---- Supplied data
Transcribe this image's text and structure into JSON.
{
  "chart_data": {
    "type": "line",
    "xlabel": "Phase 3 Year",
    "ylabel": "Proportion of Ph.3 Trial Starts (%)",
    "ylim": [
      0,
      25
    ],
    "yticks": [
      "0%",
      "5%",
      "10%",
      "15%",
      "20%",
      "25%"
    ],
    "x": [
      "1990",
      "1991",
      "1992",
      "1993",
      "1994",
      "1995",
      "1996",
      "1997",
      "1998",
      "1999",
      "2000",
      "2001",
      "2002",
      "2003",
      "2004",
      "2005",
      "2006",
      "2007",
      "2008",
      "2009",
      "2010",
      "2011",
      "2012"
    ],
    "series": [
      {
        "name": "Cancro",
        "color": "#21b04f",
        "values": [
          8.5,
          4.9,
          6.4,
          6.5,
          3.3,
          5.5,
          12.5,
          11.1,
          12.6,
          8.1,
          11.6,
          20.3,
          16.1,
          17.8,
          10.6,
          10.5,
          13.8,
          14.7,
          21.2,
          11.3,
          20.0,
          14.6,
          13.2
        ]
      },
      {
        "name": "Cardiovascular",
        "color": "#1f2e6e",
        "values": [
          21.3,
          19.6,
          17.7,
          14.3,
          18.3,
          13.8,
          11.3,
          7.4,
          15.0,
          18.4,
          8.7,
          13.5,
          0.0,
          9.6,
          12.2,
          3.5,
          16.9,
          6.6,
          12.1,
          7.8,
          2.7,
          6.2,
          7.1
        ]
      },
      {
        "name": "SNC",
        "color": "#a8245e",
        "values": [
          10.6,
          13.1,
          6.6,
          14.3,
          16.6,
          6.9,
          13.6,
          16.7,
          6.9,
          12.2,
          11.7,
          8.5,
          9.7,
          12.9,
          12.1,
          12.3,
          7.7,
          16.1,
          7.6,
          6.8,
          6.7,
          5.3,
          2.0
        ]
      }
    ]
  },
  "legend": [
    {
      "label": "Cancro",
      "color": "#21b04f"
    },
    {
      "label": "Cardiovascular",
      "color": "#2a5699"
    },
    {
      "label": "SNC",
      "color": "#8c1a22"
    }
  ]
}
--------
What is needed:
Return a copy of every line that includes the word "color".

Task answer:
        "color": "#21b04f",
        "color": "#1f2e6e",
        "color": "#a8245e",
      "color": "#21b04f"
      "color": "#2a5699"
      "color": "#8c1a22"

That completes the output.